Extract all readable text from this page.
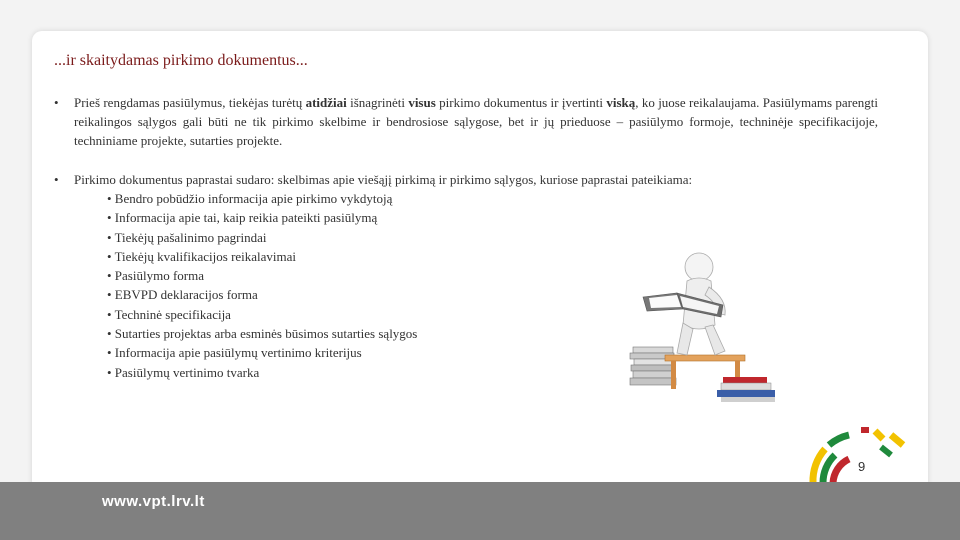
...ir skaitydamas pirkimo dokumentus...
• Prieš rengdamas pasiūlymus, tiekėjas turėtų atidžiai išnagrinėti visus pirkimo dokumentus ir įvertinti viską, ko juose reikalaujama. Pasiūlymams parengti reikalingos sąlygos gali būti ne tik pirkimo skelbime ir bendrosiose sąlygose, bet ir jų prieduose – pasiūlymo formoje, techninėje specifikacijoje, techniniame projekte, sutarties projekte.
• Pirkimo dokumentus paprastai sudaro: skelbimas apie viešąjį pirkimą ir pirkimo sąlygos, kuriose paprastai pateikiama:
• Bendro pobūdžio informacija apie pirkimo vykdytoją
• Informacija apie tai, kaip reikia pateikti pasiūlymą
• Tiekėjų pašalinimo pagrindai
• Tiekėjų kvalifikacijos reikalavimai
• Pasiūlymo forma
• EBVPD deklaracijos forma
• Techninė specifikacija
• Sutarties projektas arba esminės būsimos sutarties sąlygos
• Informacija apie pasiūlymų vertinimo kriterijus
• Pasiūlymų vertinimo tvarka
9
www.vpt.lrv.lt
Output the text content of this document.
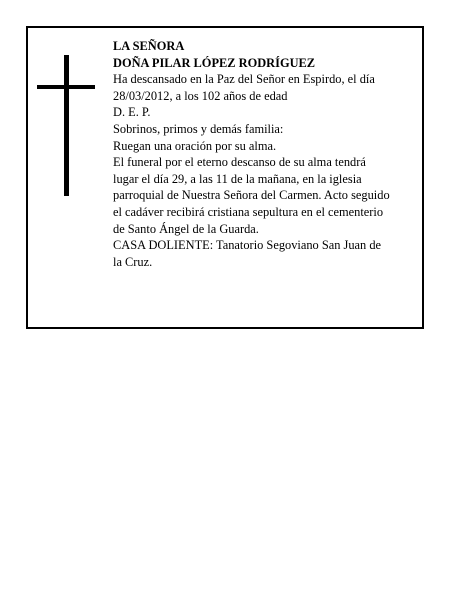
LA SEÑORA

DOÑA PILAR LÓPEZ RODRÍGUEZ

Ha descansado en la Paz del Señor en Espirdo, el día

28/03/2012, a los 102 años de edad

D. E. P.

Sobrinos, primos y demás familia:

Ruegan una oración por su alma.

El funeral por el eterno descanso de su alma tendrá

lugar el día 29, a las 11 de la mañana, en la iglesia

parroquial de Nuestra Señora del Carmen. Acto seguido

el cadáver recibirá cristiana sepultura en el cementerio

de Santo Ángel de la Guarda.

CASA DOLIENTE: Tanatorio Segoviano San Juan de

la Cruz.
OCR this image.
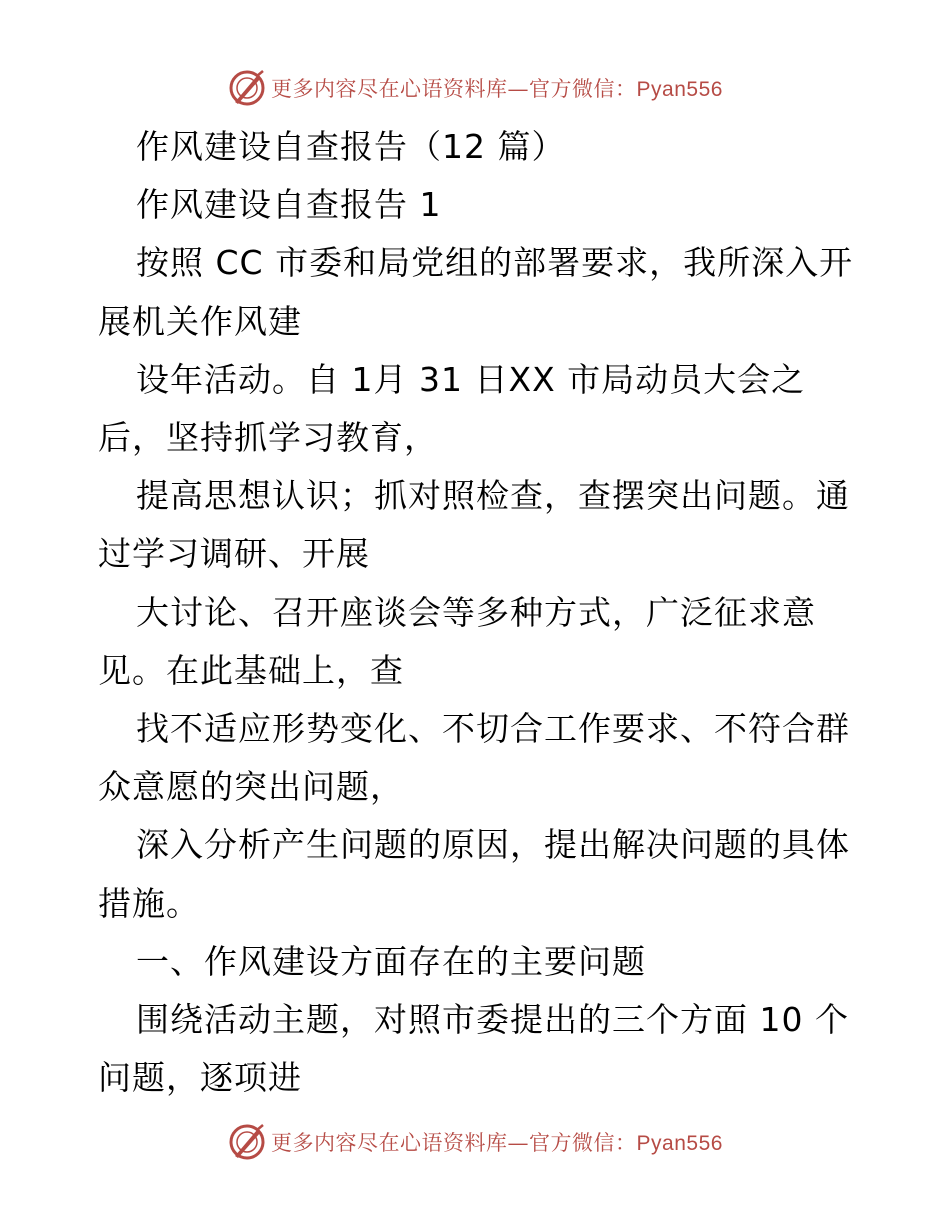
更多内容尽在心语资料库—官方微信：Pyan556
作风建设自查报告（12 篇）
作风建设自查报告 1
按照 CC 市委和局党组的部署要求，我所深入开
展机关作风建
设年活动。自 1月 31 日XX 市局动员大会之
后，坚持抓学习教育，
提高思想认识；抓对照检查，查摆突出问题。通
过学习调研、开展
大讨论、召开座谈会等多种方式，广泛征求意
见。在此基础上，查
找不适应形势变化、不切合工作要求、不符合群
众意愿的突出问题，
深入分析产生问题的原因，提出解决问题的具体
措施。
一、作风建设方面存在的主要问题
围绕活动主题，对照市委提出的三个方面 10 个
问题，逐项进
更多内容尽在心语资料库—官方微信：Pyan556
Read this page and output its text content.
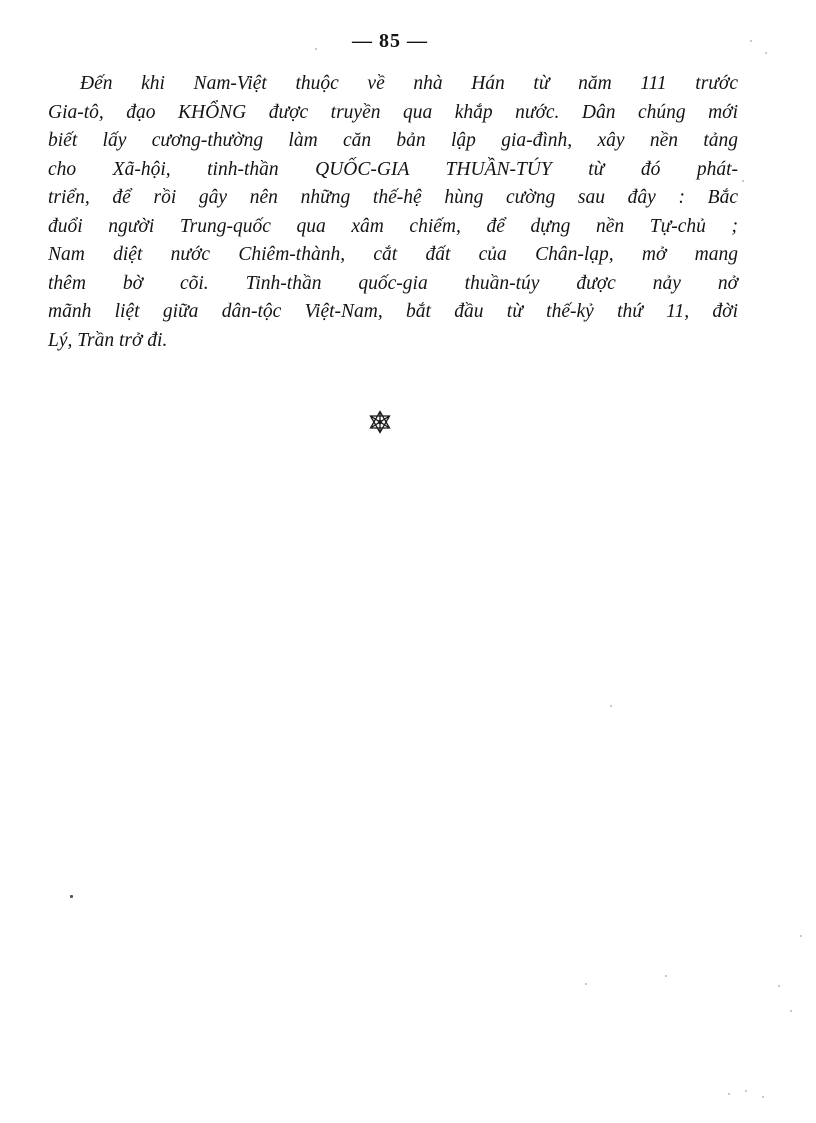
— 85 —
Đến khi Nam-Việt thuộc về nhà Hán từ năm 111 trước
Gia-tô, đạo KHỔNG được truyền qua khắp nước. Dân chúng mới
biết lấy cương-thường làm căn bản lập gia-đình, xây nền tảng
cho Xã-hội, tinh-thần QUỐC-GIA THUẦN-TÚY từ đó phát-
triển, để rồi gây nên những thế-hệ hùng cường sau đây : Bắc
đuổi người Trung-quốc qua xâm chiếm, để dựng nền Tự-chủ ;
Nam diệt nước Chiêm-thành, cắt đất của Chân-lạp, mở mang
thêm bờ cõi. Tinh-thần quốc-gia thuần-túy được nảy nở
mãnh liệt giữa dân-tộc Việt-Nam, bắt đầu từ thế-kỷ thứ 11, đời
Lý, Trần trở đi.
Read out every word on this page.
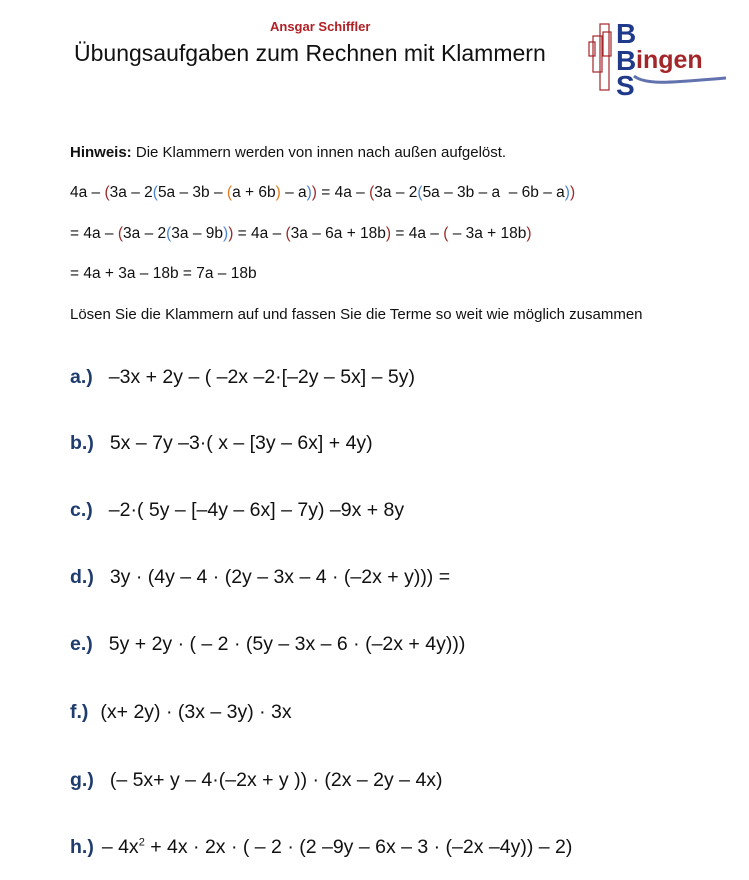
Ansgar Schiffler
Übungsaufgaben zum Rechnen mit Klammern
B
B
S
ingen
Hinweis: Die Klammern werden von innen nach außen aufgelöst.
4a – (3a – 2(5a – 3b – (a + 6b) – a)) = 4a – (3a – 2(5a – 3b – a  – 6b – a))
= 4a – (3a – 2(3a – 9b)) = 4a – (3a – 6a + 18b) = 4a – ( – 3a + 18b)
= 4a + 3a – 18b = 7a – 18b
Lösen Sie die Klammern auf und fassen Sie die Terme so weit wie möglich zusammen
a.) –3x + 2y – ( –2x –2·[–2y – 5x] – 5y)
b.) 5x – 7y –3·( x – [3y – 6x] + 4y)
c.) –2·( 5y – [–4y – 6x] – 7y) –9x + 8y
d.) 3y · (4y – 4 · (2y – 3x – 4 · (–2x + y))) =
e.) 5y + 2y · ( – 2 · (5y – 3x – 6 · (–2x + 4y)))
f.) (x+ 2y) · (3x – 3y) · 3x
g.) (– 5x+ y – 4·(–2x + y )) · (2x – 2y – 4x)
$h.) - 4x^2 + 4x \cdot 2x$ · ( – 2 · (2 –9y – 6x – 3 · (–2x –4y)) – 2)
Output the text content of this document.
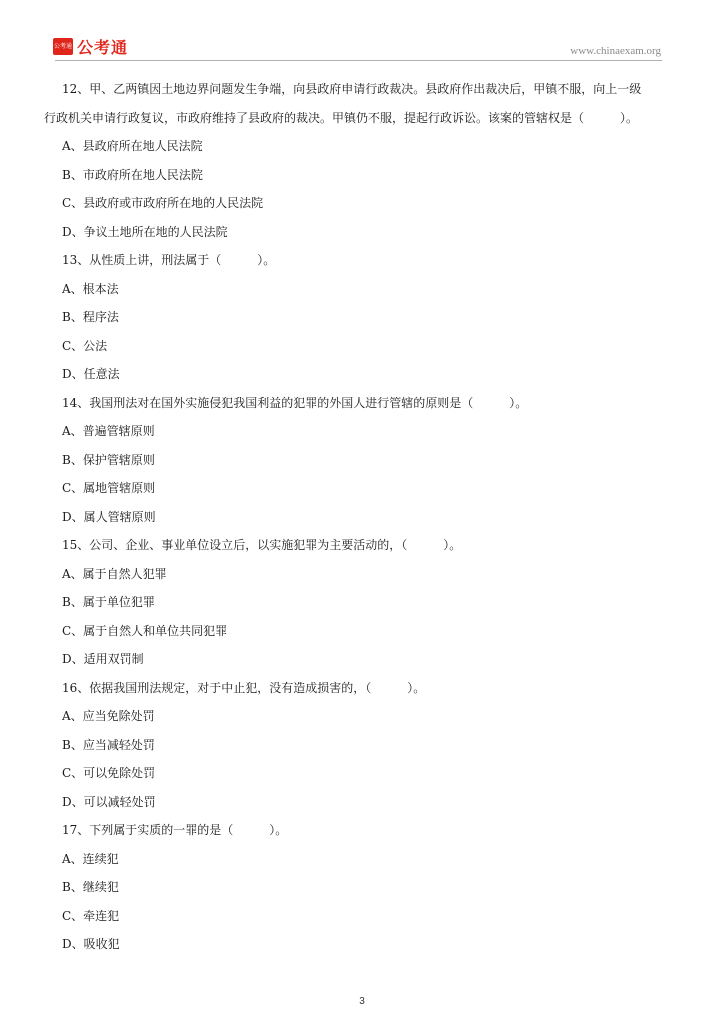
公考通 公考通	www.chinaexam.org
12、甲、乙两镇因土地边界问题发生争端，向县政府申请行政裁决。县政府作出裁决后，甲镇不服，向上一级
行政机关申请行政复议，市政府维持了县政府的裁决。甲镇仍不服，提起行政诉讼。该案的管辖权是（　　　）。
A、县政府所在地人民法院
B、市政府所在地人民法院
C、县政府或市政府所在地的人民法院
D、争议土地所在地的人民法院
13、从性质上讲，刑法属于（　　　）。
A、根本法
B、程序法
C、公法
D、任意法
14、我国刑法对在国外实施侵犯我国利益的犯罪的外国人进行管辖的原则是（　　　）。
A、普遍管辖原则
B、保护管辖原则
C、属地管辖原则
D、属人管辖原则
15、公司、企业、事业单位设立后，以实施犯罪为主要活动的，（　　　）。
A、属于自然人犯罪
B、属于单位犯罪
C、属于自然人和单位共同犯罪
D、适用双罚制
16、依据我国刑法规定，对于中止犯，没有造成损害的，（　　　）。
A、应当免除处罚
B、应当减轻处罚
C、可以免除处罚
D、可以减轻处罚
17、下列属于实质的一罪的是（　　　）。
A、连续犯
B、继续犯
C、牵连犯
D、吸收犯
3
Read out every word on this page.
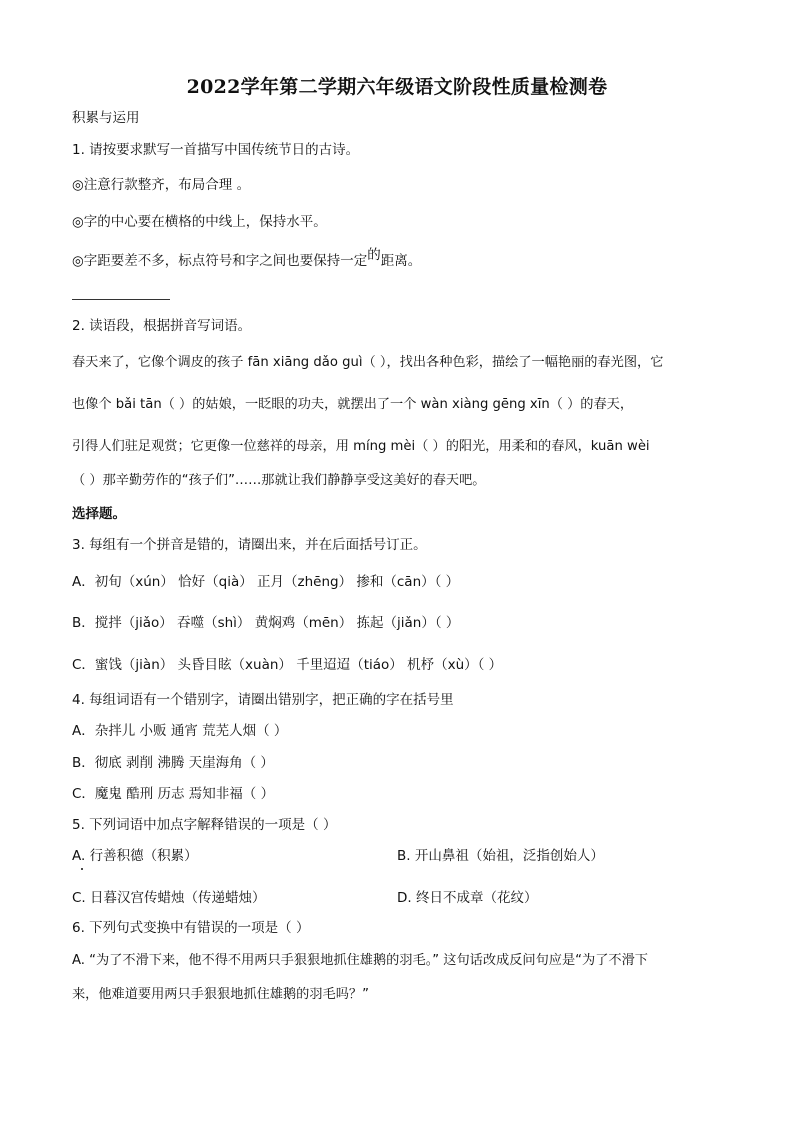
2022学年第二学期六年级语文阶段性质量检测卷
积累与运用
1. 请按要求默写一首描写中国传统节日的古诗。
◎注意行款整齐，布局合理 。
◎字的中心要在横格的中线上，保持水平。
◎字距要差不多，标点符号和字之间也要保持一定的距离。
2. 读语段，根据拼音写词语。
春天来了，它像个调皮的孩子 fān xiāng dǎo guì（ ），找出各种色彩，描绘了一幅艳丽的春光图，它
也像个 bǎi tān（ ）的姑娘，一眨眼的功夫，就摆出了一个 wàn xiàng gēng xīn（ ）的春天，
引得人们驻足观赏；它更像一位慈祥的母亲，用 míng mèi（ ）的阳光，用柔和的春风，kuān wèi
（ ）那辛勤劳作的“孩子们”……那就让我们静静享受这美好的春天吧。
选择题。
3. 每组有一个拼音是错的，请圈出来，并在后面括号订正。
A．初旬（xún） 恰好（qià） 正月（zhēng） 掺和（cān）（ ）
B．搅拌（jiǎo） 吞噬（shì） 黄焖鸡（mēn） 拣起（jiǎn）（ ）
C．蜜饯（jiàn） 头昏目眩（xuàn） 千里迢迢（tiáo） 机杼（xù）（ ）
4. 每组词语有一个错别字，请圈出错别字，把正确的字在括号里
A．杂拌儿 小贩 通宵 荒芜人烟（ ）
B．彻底 剥削 沸腾 天崖海角（ ）
C．魔鬼 酷刑 历志 焉知非福（ ）
5. 下列词语中加点字解释错误的一项是（ ）
A. 行善积德（积累）	B. 开山鼻祖（始祖，泛指创始人）
C. 日暮汉宫传蜡烛（传递蜡烛）	D. 终日不成章（花纹）
6. 下列句式变换中有错误的一项是（ ）
A. “为了不滑下来，他不得不用两只手狠狠地抓住雄鹅的羽毛。” 这句话改成反问句应是“为了不滑下
来，他难道要用两只手狠狠地抓住雄鹅的羽毛吗？”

### Problem
Without including any pictures, reproduce the listing exactly.

### Answer
Extract all readable text from this page.
...ir skaitydamas pirkimo dokumentus...
• Prieš rengdamas pasiūlymus, tiekėjas turėtų atidžiai išnagrinėti visus pirkimo dokumentus ir įvertinti viską, ko juose reikalaujama. Pasiūlymams parengti reikalingos sąlygos gali būti ne tik pirkimo skelbime ir bendrosiose sąlygose, bet ir jų prieduose – pasiūlymo formoje, techninėje specifikacijoje, techniniame projekte, sutarties projekte.
• Pirkimo dokumentus paprastai sudaro: skelbimas apie viešąjį pirkimą ir pirkimo sąlygos, kuriose paprastai pateikiama:
• Bendro pobūdžio informacija apie pirkimo vykdytoją
• Informacija apie tai, kaip reikia pateikti pasiūlymą
• Tiekėjų pašalinimo pagrindai
• Tiekėjų kvalifikacijos reikalavimai
• Pasiūlymo forma
• EBVPD deklaracijos forma
• Techninė specifikacija
• Sutarties projektas arba esminės būsimos sutarties sąlygos
• Informacija apie pasiūlymų vertinimo kriterijus
• Pasiūlymų vertinimo tvarka
9
www.vpt.lrv.lt
Output the text content of this document.
LA SEÑORA

DOÑA PILAR LÓPEZ RODRÍGUEZ

Ha descansado en la Paz del Señor en Espirdo, el día

28/03/2012, a los 102 años de edad

D. E. P.

Sobrinos, primos y demás familia:

Ruegan una oración por su alma.

El funeral por el eterno descanso de su alma tendrá

lugar el día 29, a las 11 de la mañana, en la iglesia

parroquial de Nuestra Señora del Carmen. Acto seguido

el cadáver recibirá cristiana sepultura en el cementerio

de Santo Ángel de la Guarda.

CASA DOLIENTE: Tanatorio Segoviano San Juan de

la Cruz.
OCR this image.
更多内容尽在心语资料库—官方微信：Pyan556
作风建设自查报告（12 篇）
作风建设自查报告 1
按照 CC 市委和局党组的部署要求，我所深入开
展机关作风建
设年活动。自 1月 31 日XX 市局动员大会之
后，坚持抓学习教育，
提高思想认识；抓对照检查，查摆突出问题。通
过学习调研、开展
大讨论、召开座谈会等多种方式，广泛征求意
见。在此基础上，查
找不适应形势变化、不切合工作要求、不符合群
众意愿的突出问题，
深入分析产生问题的原因，提出解决问题的具体
措施。
一、作风建设方面存在的主要问题
围绕活动主题，对照市委提出的三个方面 10 个
问题，逐项进
更多内容尽在心语资料库—官方微信：Pyan556
Read this page and output its text content.
— 85 —
Đến khi Nam-Việt thuộc về nhà Hán từ năm 111 trước
Gia-tô, đạo KHỔNG được truyền qua khắp nước. Dân chúng mới
biết lấy cương-thường làm căn bản lập gia-đình, xây nền tảng
cho Xã-hội, tinh-thần QUỐC-GIA THUẦN-TÚY từ đó phát-
triển, để rồi gây nên những thế-hệ hùng cường sau đây : Bắc
đuổi người Trung-quốc qua xâm chiếm, để dựng nền Tự-chủ ;
Nam diệt nước Chiêm-thành, cắt đất của Chân-lạp, mở mang
thêm bờ cõi. Tinh-thần quốc-gia thuần-túy được nảy nở
mãnh liệt giữa dân-tộc Việt-Nam, bắt đầu từ thế-kỷ thứ 11, đời
Lý, Trần trở đi.
Read out every word on this page.
Ansgar Schiffler
Übungsaufgaben zum Rechnen mit Klammern
B
B
S
ingen
Hinweis: Die Klammern werden von innen nach außen aufgelöst.
4a – (3a – 2(5a – 3b – (a + 6b) – a)) = 4a – (3a – 2(5a – 3b – a  – 6b – a))
= 4a – (3a – 2(3a – 9b)) = 4a – (3a – 6a + 18b) = 4a – ( – 3a + 18b)
= 4a + 3a – 18b = 7a – 18b
Lösen Sie die Klammern auf und fassen Sie die Terme so weit wie möglich zusammen
a.) –3x + 2y – ( –2x –2·[–2y – 5x] – 5y)
b.) 5x – 7y –3·( x – [3y – 6x] + 4y)
c.) –2·( 5y – [–4y – 6x] – 7y) –9x + 8y
d.) 3y · (4y – 4 · (2y – 3x – 4 · (–2x + y))) =
e.) 5y + 2y · ( – 2 · (5y – 3x – 6 · (–2x + 4y)))
f.) (x+ 2y) · (3x – 3y) · 3x
g.) (– 5x+ y – 4·(–2x + y )) · (2x – 2y – 4x)
$h.) - 4x^2 + 4x \cdot 2x$ · ( – 2 · (2 –9y – 6x – 3 · (–2x –4y)) – 2)
Output the text content of this document.
公考通 公考通	www.chinaexam.org
12、甲、乙两镇因土地边界问题发生争端，向县政府申请行政裁决。县政府作出裁决后，甲镇不服，向上一级
行政机关申请行政复议，市政府维持了县政府的裁决。甲镇仍不服，提起行政诉讼。该案的管辖权是（　　　）。
A、县政府所在地人民法院
B、市政府所在地人民法院
C、县政府或市政府所在地的人民法院
D、争议土地所在地的人民法院
13、从性质上讲，刑法属于（　　　）。
A、根本法
B、程序法
C、公法
D、任意法
14、我国刑法对在国外实施侵犯我国利益的犯罪的外国人进行管辖的原则是（　　　）。
A、普遍管辖原则
B、保护管辖原则
C、属地管辖原则
D、属人管辖原则
15、公司、企业、事业单位设立后，以实施犯罪为主要活动的，（　　　）。
A、属于自然人犯罪
B、属于单位犯罪
C、属于自然人和单位共同犯罪
D、适用双罚制
16、依据我国刑法规定，对于中止犯，没有造成损害的，（　　　）。
A、应当免除处罚
B、应当减轻处罚
C、可以免除处罚
D、可以减轻处罚
17、下列属于实质的一罪的是（　　　）。
A、连续犯
B、继续犯
C、牵连犯
D、吸收犯
3
Read out every word on this page.
2022学年第二学期六年级语文阶段性质量检测卷
积累与运用
1. 请按要求默写一首描写中国传统节日的古诗。
◎注意行款整齐，布局合理 。
◎字的中心要在横格的中线上，保持水平。
◎字距要差不多，标点符号和字之间也要保持一定的距离。
2. 读语段，根据拼音写词语。
春天来了，它像个调皮的孩子 fān xiāng dǎo guì（ ），找出各种色彩，描绘了一幅艳丽的春光图，它
也像个 bǎi tān（ ）的姑娘，一眨眼的功夫，就摆出了一个 wàn xiàng gēng xīn（ ）的春天，
引得人们驻足观赏；它更像一位慈祥的母亲，用 míng mèi（ ）的阳光，用柔和的春风，kuān wèi
（ ）那辛勤劳作的“孩子们”……那就让我们静静享受这美好的春天吧。
选择题。
3. 每组有一个拼音是错的，请圈出来，并在后面括号订正。
A．初旬（xún） 恰好（qià） 正月（zhēng） 掺和（cān）（ ）
B．搅拌（jiǎo） 吞噬（shì） 黄焖鸡（mēn） 拣起（jiǎn）（ ）
C．蜜饯（jiàn） 头昏目眩（xuàn） 千里迢迢（tiáo） 机杼（xù）（ ）
4. 每组词语有一个错别字，请圈出错别字，把正确的字在括号里
A．杂拌儿 小贩 通宵 荒芜人烟（ ）
B．彻底 剥削 沸腾 天崖海角（ ）
C．魔鬼 酷刑 历志 焉知非福（ ）
5. 下列词语中加点字解释错误的一项是（ ）
A. 行善积德（积累）	B. 开山鼻祖（始祖，泛指创始人）
C. 日暮汉宫传蜡烛（传递蜡烛）	D. 终日不成章（花纹）
6. 下列句式变换中有错误的一项是（ ）
A. “为了不滑下来，他不得不用两只手狠狠地抓住雄鹅的羽毛。” 这句话改成反问句应是“为了不滑下
来，他难道要用两只手狠狠地抓住雄鹅的羽毛吗？”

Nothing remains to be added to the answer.